[Source data]
((

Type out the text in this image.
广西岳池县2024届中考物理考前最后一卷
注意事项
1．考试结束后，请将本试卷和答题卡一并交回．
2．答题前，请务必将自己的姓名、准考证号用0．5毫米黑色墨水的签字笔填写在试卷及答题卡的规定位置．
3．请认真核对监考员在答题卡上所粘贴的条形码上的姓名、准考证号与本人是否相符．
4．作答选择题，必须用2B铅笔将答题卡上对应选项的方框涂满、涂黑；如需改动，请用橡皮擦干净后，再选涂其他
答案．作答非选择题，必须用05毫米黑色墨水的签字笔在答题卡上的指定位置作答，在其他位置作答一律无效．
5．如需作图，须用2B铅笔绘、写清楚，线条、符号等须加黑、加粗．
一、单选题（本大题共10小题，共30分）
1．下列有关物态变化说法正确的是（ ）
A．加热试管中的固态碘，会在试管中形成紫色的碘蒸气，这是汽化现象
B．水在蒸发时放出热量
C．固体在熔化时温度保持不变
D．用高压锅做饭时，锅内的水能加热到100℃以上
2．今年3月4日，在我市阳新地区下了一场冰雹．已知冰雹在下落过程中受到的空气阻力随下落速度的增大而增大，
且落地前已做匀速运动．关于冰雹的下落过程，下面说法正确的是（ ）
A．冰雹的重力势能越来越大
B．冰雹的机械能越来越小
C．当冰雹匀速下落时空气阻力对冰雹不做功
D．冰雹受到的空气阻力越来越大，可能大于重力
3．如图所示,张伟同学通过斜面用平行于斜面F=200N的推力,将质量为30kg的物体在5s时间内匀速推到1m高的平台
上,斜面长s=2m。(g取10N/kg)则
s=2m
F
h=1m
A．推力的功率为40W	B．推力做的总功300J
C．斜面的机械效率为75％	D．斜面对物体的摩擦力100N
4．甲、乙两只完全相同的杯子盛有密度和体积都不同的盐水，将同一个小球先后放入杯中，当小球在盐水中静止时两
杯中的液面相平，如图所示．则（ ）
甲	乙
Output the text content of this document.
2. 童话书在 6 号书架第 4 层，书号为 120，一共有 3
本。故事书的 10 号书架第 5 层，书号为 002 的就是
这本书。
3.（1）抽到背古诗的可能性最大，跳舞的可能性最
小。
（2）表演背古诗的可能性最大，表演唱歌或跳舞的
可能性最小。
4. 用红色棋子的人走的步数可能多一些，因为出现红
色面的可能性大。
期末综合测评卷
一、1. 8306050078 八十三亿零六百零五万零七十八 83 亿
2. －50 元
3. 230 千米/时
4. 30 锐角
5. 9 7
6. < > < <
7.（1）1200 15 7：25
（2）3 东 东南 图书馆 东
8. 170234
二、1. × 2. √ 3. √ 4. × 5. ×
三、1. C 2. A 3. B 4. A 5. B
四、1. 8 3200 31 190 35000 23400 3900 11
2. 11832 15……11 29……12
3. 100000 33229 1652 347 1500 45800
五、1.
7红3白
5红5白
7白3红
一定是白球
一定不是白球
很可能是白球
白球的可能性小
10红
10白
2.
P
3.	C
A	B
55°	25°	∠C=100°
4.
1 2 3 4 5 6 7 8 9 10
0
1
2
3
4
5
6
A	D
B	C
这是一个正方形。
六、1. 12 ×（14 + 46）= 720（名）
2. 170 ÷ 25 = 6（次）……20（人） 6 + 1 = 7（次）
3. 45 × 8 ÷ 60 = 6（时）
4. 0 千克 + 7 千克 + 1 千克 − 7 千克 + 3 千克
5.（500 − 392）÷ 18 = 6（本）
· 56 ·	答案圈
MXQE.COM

))

The task: Filter the data for the string "号书架第" and copy every line that has it.

Solution to this task:
2. 童话书在 6 号书架第 4 层，书号为 120，一共有 3
本。故事书的 10 号书架第 5 层，书号为 002 的就是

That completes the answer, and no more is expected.